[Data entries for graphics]

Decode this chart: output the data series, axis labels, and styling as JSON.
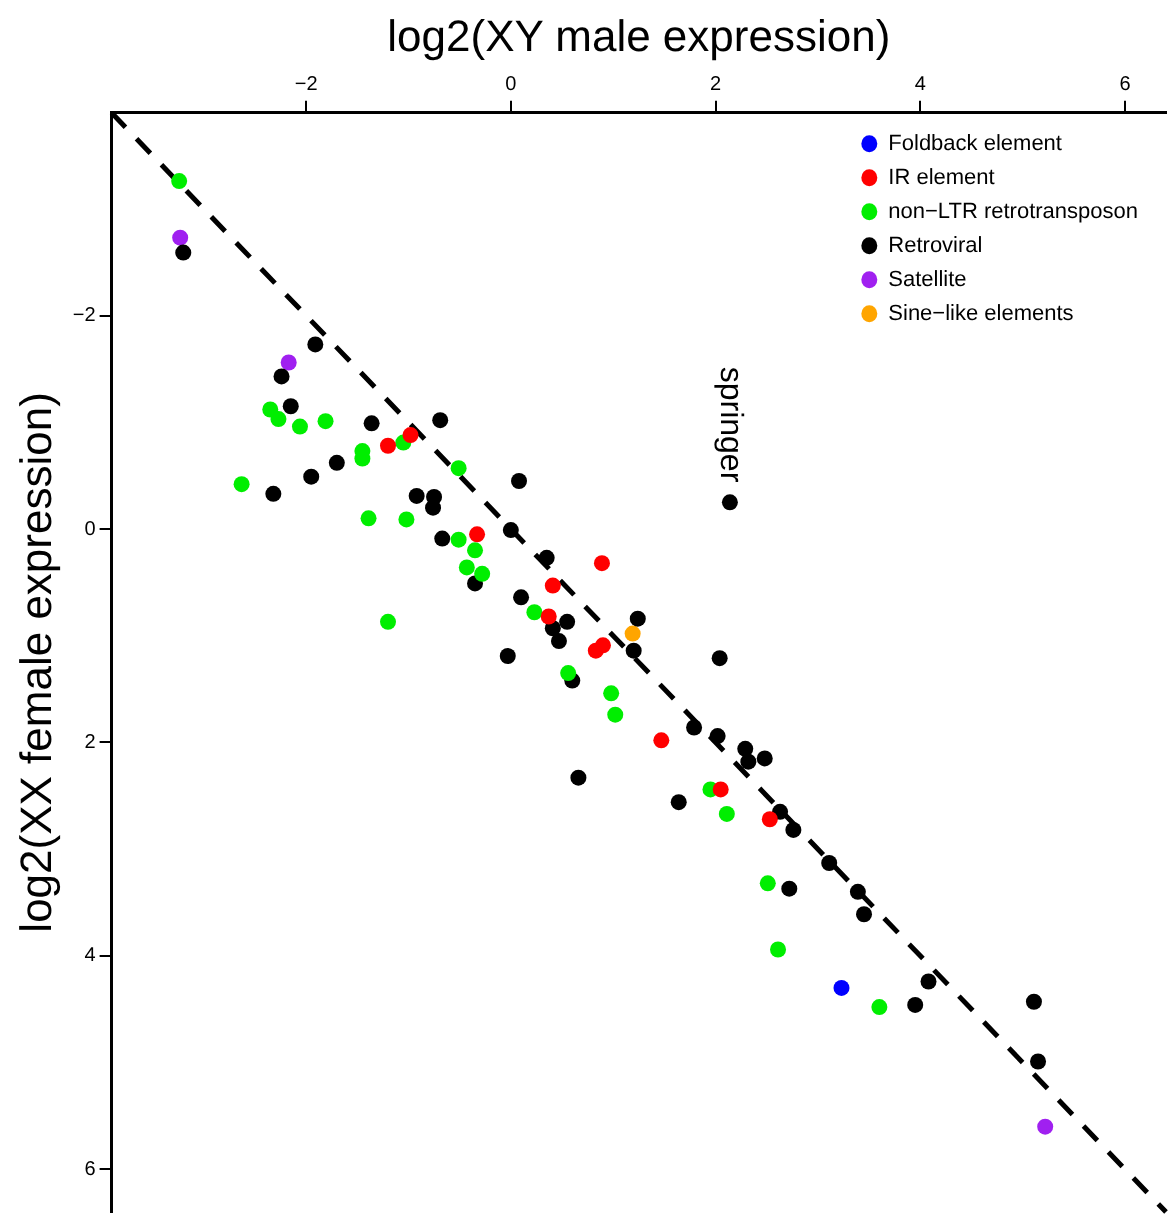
{
  "chart_data": {
    "type": "scatter",
    "xlabel": "log2(XY male expression)",
    "ylabel": "log2(XX female expression)",
    "xlim": [
      -3.9,
      6.4
    ],
    "ylim": [
      6.4,
      -3.9
    ],
    "xticks": [
      -2,
      0,
      2,
      4,
      6
    ],
    "yticks": [
      -2,
      0,
      2,
      4,
      6
    ],
    "grid": false,
    "legend": "top right",
    "marker": "circle",
    "annotations": [
      {
        "text": "springer",
        "x": 2.14,
        "y": -0.25
      }
    ],
    "series": [
      {
        "name": "Foldback element",
        "color": "#0000ff",
        "x": [
          3.23
        ],
        "values": [
          4.3
        ]
      },
      {
        "name": "IR element",
        "color": "#ff0000",
        "x": [
          -0.98,
          -1.2,
          -0.33,
          0.41,
          0.37,
          0.89,
          0.83,
          0.9,
          1.47,
          2.05,
          2.53
        ],
        "values": [
          -0.88,
          -0.78,
          0.05,
          0.53,
          0.82,
          0.32,
          1.14,
          1.09,
          1.98,
          2.44,
          2.72
        ]
      },
      {
        "name": "non−LTR retrotransposon",
        "color": "#00ee00",
        "x": [
          -3.24,
          -2.35,
          -2.27,
          -2.06,
          -1.81,
          -1.05,
          -1.45,
          -1.45,
          -0.51,
          -2.63,
          -1.39,
          -1.02,
          -0.51,
          -0.35,
          -0.43,
          -0.28,
          0.23,
          -1.2,
          0.56,
          0.98,
          1.02,
          1.95,
          2.11,
          2.51,
          2.61,
          3.6
        ],
        "values": [
          -3.26,
          -1.12,
          -1.03,
          -0.96,
          -1.01,
          -0.81,
          -0.73,
          -0.66,
          -0.57,
          -0.42,
          -0.1,
          -0.09,
          0.1,
          0.2,
          0.36,
          0.42,
          0.78,
          0.87,
          1.35,
          1.54,
          1.74,
          2.44,
          2.67,
          3.32,
          3.94,
          4.48
        ]
      },
      {
        "name": "Retroviral",
        "color": "#000000",
        "x": [
          -3.2,
          -1.91,
          -2.24,
          -2.15,
          -1.36,
          -0.69,
          -1.7,
          -1.95,
          -2.32,
          -0.92,
          -0.75,
          -0.76,
          0.08,
          0.0,
          -0.67,
          0.35,
          -0.35,
          0.1,
          0.41,
          0.55,
          0.47,
          -0.03,
          0.6,
          0.66,
          2.14,
          1.24,
          1.2,
          2.04,
          1.79,
          2.02,
          2.29,
          2.32,
          2.48,
          1.64,
          2.63,
          2.76,
          3.11,
          3.39,
          2.72,
          3.45,
          4.08,
          3.95,
          5.11,
          5.15
        ],
        "values": [
          -2.59,
          -1.73,
          -1.43,
          -1.15,
          -0.99,
          -1.02,
          -0.62,
          -0.49,
          -0.33,
          -0.31,
          -0.3,
          -0.2,
          -0.45,
          0.01,
          0.09,
          0.27,
          0.51,
          0.64,
          0.93,
          0.87,
          1.05,
          1.19,
          1.42,
          2.33,
          -0.25,
          0.84,
          1.14,
          1.21,
          1.86,
          1.94,
          2.06,
          2.18,
          2.15,
          2.56,
          2.65,
          2.82,
          3.13,
          3.4,
          3.37,
          3.61,
          4.24,
          4.46,
          4.43,
          4.99
        ]
      },
      {
        "name": "Satellite",
        "color": "#a020f0",
        "x": [
          -3.23,
          -2.17,
          5.22
        ],
        "values": [
          -2.73,
          -1.56,
          5.6
        ]
      },
      {
        "name": "Sine−like elements",
        "color": "#ffa500",
        "x": [
          1.19
        ],
        "values": [
          0.98
        ]
      },
      {
        "type": "line",
        "color": "#000000",
        "line_style": "dashed",
        "marker": "none",
        "x": [
          -3.9,
          6.4
        ],
        "values": [
          -3.9,
          6.4
        ]
      }
    ]
  }
}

*TASK BRIEF*
A word-for-word copy of the data, without its pictures, is what is needed.

*OUTPUT FOR THIS EXERCISE*
Decode this chart: output the data series, axis labels, and styling as JSON.
{
  "chart_data": {
    "type": "scatter",
    "xlabel": "log2(XY male expression)",
    "ylabel": "log2(XX female expression)",
    "xlim": [
      -3.9,
      6.4
    ],
    "ylim": [
      6.4,
      -3.9
    ],
    "xticks": [
      -2,
      0,
      2,
      4,
      6
    ],
    "yticks": [
      -2,
      0,
      2,
      4,
      6
    ],
    "grid": false,
    "legend": "top right",
    "marker": "circle",
    "annotations": [
      {
        "text": "springer",
        "x": 2.14,
        "y": -0.25
      }
    ],
    "series": [
      {
        "name": "Foldback element",
        "color": "#0000ff",
        "x": [
          3.23
        ],
        "values": [
          4.3
        ]
      },
      {
        "name": "IR element",
        "color": "#ff0000",
        "x": [
          -0.98,
          -1.2,
          -0.33,
          0.41,
          0.37,
          0.89,
          0.83,
          0.9,
          1.47,
          2.05,
          2.53
        ],
        "values": [
          -0.88,
          -0.78,
          0.05,
          0.53,
          0.82,
          0.32,
          1.14,
          1.09,
          1.98,
          2.44,
          2.72
        ]
      },
      {
        "name": "non−LTR retrotransposon",
        "color": "#00ee00",
        "x": [
          -3.24,
          -2.35,
          -2.27,
          -2.06,
          -1.81,
          -1.05,
          -1.45,
          -1.45,
          -0.51,
          -2.63,
          -1.39,
          -1.02,
          -0.51,
          -0.35,
          -0.43,
          -0.28,
          0.23,
          -1.2,
          0.56,
          0.98,
          1.02,
          1.95,
          2.11,
          2.51,
          2.61,
          3.6
        ],
        "values": [
          -3.26,
          -1.12,
          -1.03,
          -0.96,
          -1.01,
          -0.81,
          -0.73,
          -0.66,
          -0.57,
          -0.42,
          -0.1,
          -0.09,
          0.1,
          0.2,
          0.36,
          0.42,
          0.78,
          0.87,
          1.35,
          1.54,
          1.74,
          2.44,
          2.67,
          3.32,
          3.94,
          4.48
        ]
      },
      {
        "name": "Retroviral",
        "color": "#000000",
        "x": [
          -3.2,
          -1.91,
          -2.24,
          -2.15,
          -1.36,
          -0.69,
          -1.7,
          -1.95,
          -2.32,
          -0.92,
          -0.75,
          -0.76,
          0.08,
          0.0,
          -0.67,
          0.35,
          -0.35,
          0.1,
          0.41,
          0.55,
          0.47,
          -0.03,
          0.6,
          0.66,
          2.14,
          1.24,
          1.2,
          2.04,
          1.79,
          2.02,
          2.29,
          2.32,
          2.48,
          1.64,
          2.63,
          2.76,
          3.11,
          3.39,
          2.72,
          3.45,
          4.08,
          3.95,
          5.11,
          5.15
        ],
        "values": [
          -2.59,
          -1.73,
          -1.43,
          -1.15,
          -0.99,
          -1.02,
          -0.62,
          -0.49,
          -0.33,
          -0.31,
          -0.3,
          -0.2,
          -0.45,
          0.01,
          0.09,
          0.27,
          0.51,
          0.64,
          0.93,
          0.87,
          1.05,
          1.19,
          1.42,
          2.33,
          -0.25,
          0.84,
          1.14,
          1.21,
          1.86,
          1.94,
          2.06,
          2.18,
          2.15,
          2.56,
          2.65,
          2.82,
          3.13,
          3.4,
          3.37,
          3.61,
          4.24,
          4.46,
          4.43,
          4.99
        ]
      },
      {
        "name": "Satellite",
        "color": "#a020f0",
        "x": [
          -3.23,
          -2.17,
          5.22
        ],
        "values": [
          -2.73,
          -1.56,
          5.6
        ]
      },
      {
        "name": "Sine−like elements",
        "color": "#ffa500",
        "x": [
          1.19
        ],
        "values": [
          0.98
        ]
      },
      {
        "type": "line",
        "color": "#000000",
        "line_style": "dashed",
        "marker": "none",
        "x": [
          -3.9,
          6.4
        ],
        "values": [
          -3.9,
          6.4
        ]
      }
    ]
  }
}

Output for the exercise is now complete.